--- begin Data lines ---
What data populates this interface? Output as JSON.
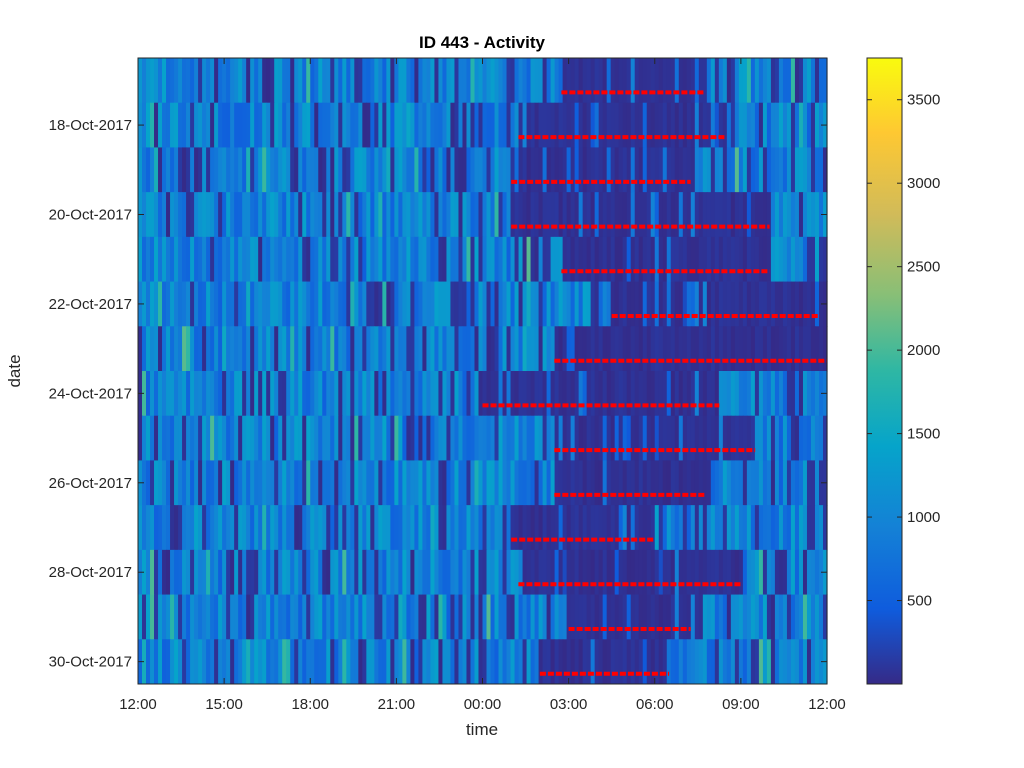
{
  "chart_data": {
    "type": "heatmap",
    "title": "ID 443 - Activity",
    "xlabel": "time",
    "ylabel": "date",
    "x_ticks": [
      "12:00",
      "15:00",
      "18:00",
      "21:00",
      "00:00",
      "03:00",
      "06:00",
      "09:00",
      "12:00"
    ],
    "y_ticks": [
      "18-Oct-2017",
      "20-Oct-2017",
      "22-Oct-2017",
      "24-Oct-2017",
      "26-Oct-2017",
      "28-Oct-2017",
      "30-Oct-2017"
    ],
    "rows": [
      "17-Oct-2017",
      "18-Oct-2017",
      "19-Oct-2017",
      "20-Oct-2017",
      "21-Oct-2017",
      "22-Oct-2017",
      "23-Oct-2017",
      "24-Oct-2017",
      "25-Oct-2017",
      "26-Oct-2017",
      "27-Oct-2017",
      "28-Oct-2017",
      "29-Oct-2017",
      "30-Oct-2017"
    ],
    "x_range": [
      "12:00",
      "12:00 (+1 day)"
    ],
    "colorbar": {
      "colormap": "parula",
      "ticks": [
        500,
        1000,
        1500,
        2000,
        2500,
        3000,
        3500
      ],
      "range": [
        0,
        3750
      ]
    },
    "sleep_marker_color": "#ff0000",
    "sleep_intervals": [
      {
        "date": "17-Oct-2017",
        "start": "02:45",
        "end": "07:45"
      },
      {
        "date": "18-Oct-2017",
        "start": "01:15",
        "end": "08:30"
      },
      {
        "date": "19-Oct-2017",
        "start": "01:00",
        "end": "07:15"
      },
      {
        "date": "20-Oct-2017",
        "start": "01:00",
        "end": "10:00"
      },
      {
        "date": "21-Oct-2017",
        "start": "02:45",
        "end": "10:00"
      },
      {
        "date": "22-Oct-2017",
        "start": "04:30",
        "end": "11:45"
      },
      {
        "date": "23-Oct-2017",
        "start": "02:30",
        "end": "12:00"
      },
      {
        "date": "24-Oct-2017",
        "start": "00:00",
        "end": "08:15"
      },
      {
        "date": "25-Oct-2017",
        "start": "02:30",
        "end": "09:30"
      },
      {
        "date": "26-Oct-2017",
        "start": "02:30",
        "end": "07:45"
      },
      {
        "date": "27-Oct-2017",
        "start": "01:00",
        "end": "06:00"
      },
      {
        "date": "28-Oct-2017",
        "start": "01:15",
        "end": "09:00"
      },
      {
        "date": "29-Oct-2017",
        "start": "03:00",
        "end": "07:15"
      },
      {
        "date": "30-Oct-2017",
        "start": "02:00",
        "end": "06:30"
      }
    ]
  }
}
--- end Data lines ---
Problem statement —
Reproduce each entry precisely. Leave the pictures out.

Output for this exercise —
What data populates this interface? Output as JSON.
{
  "chart_data": {
    "type": "heatmap",
    "title": "ID 443 - Activity",
    "xlabel": "time",
    "ylabel": "date",
    "x_ticks": [
      "12:00",
      "15:00",
      "18:00",
      "21:00",
      "00:00",
      "03:00",
      "06:00",
      "09:00",
      "12:00"
    ],
    "y_ticks": [
      "18-Oct-2017",
      "20-Oct-2017",
      "22-Oct-2017",
      "24-Oct-2017",
      "26-Oct-2017",
      "28-Oct-2017",
      "30-Oct-2017"
    ],
    "rows": [
      "17-Oct-2017",
      "18-Oct-2017",
      "19-Oct-2017",
      "20-Oct-2017",
      "21-Oct-2017",
      "22-Oct-2017",
      "23-Oct-2017",
      "24-Oct-2017",
      "25-Oct-2017",
      "26-Oct-2017",
      "27-Oct-2017",
      "28-Oct-2017",
      "29-Oct-2017",
      "30-Oct-2017"
    ],
    "x_range": [
      "12:00",
      "12:00 (+1 day)"
    ],
    "colorbar": {
      "colormap": "parula",
      "ticks": [
        500,
        1000,
        1500,
        2000,
        2500,
        3000,
        3500
      ],
      "range": [
        0,
        3750
      ]
    },
    "sleep_marker_color": "#ff0000",
    "sleep_intervals": [
      {
        "date": "17-Oct-2017",
        "start": "02:45",
        "end": "07:45"
      },
      {
        "date": "18-Oct-2017",
        "start": "01:15",
        "end": "08:30"
      },
      {
        "date": "19-Oct-2017",
        "start": "01:00",
        "end": "07:15"
      },
      {
        "date": "20-Oct-2017",
        "start": "01:00",
        "end": "10:00"
      },
      {
        "date": "21-Oct-2017",
        "start": "02:45",
        "end": "10:00"
      },
      {
        "date": "22-Oct-2017",
        "start": "04:30",
        "end": "11:45"
      },
      {
        "date": "23-Oct-2017",
        "start": "02:30",
        "end": "12:00"
      },
      {
        "date": "24-Oct-2017",
        "start": "00:00",
        "end": "08:15"
      },
      {
        "date": "25-Oct-2017",
        "start": "02:30",
        "end": "09:30"
      },
      {
        "date": "26-Oct-2017",
        "start": "02:30",
        "end": "07:45"
      },
      {
        "date": "27-Oct-2017",
        "start": "01:00",
        "end": "06:00"
      },
      {
        "date": "28-Oct-2017",
        "start": "01:15",
        "end": "09:00"
      },
      {
        "date": "29-Oct-2017",
        "start": "03:00",
        "end": "07:15"
      },
      {
        "date": "30-Oct-2017",
        "start": "02:00",
        "end": "06:30"
      }
    ]
  }
}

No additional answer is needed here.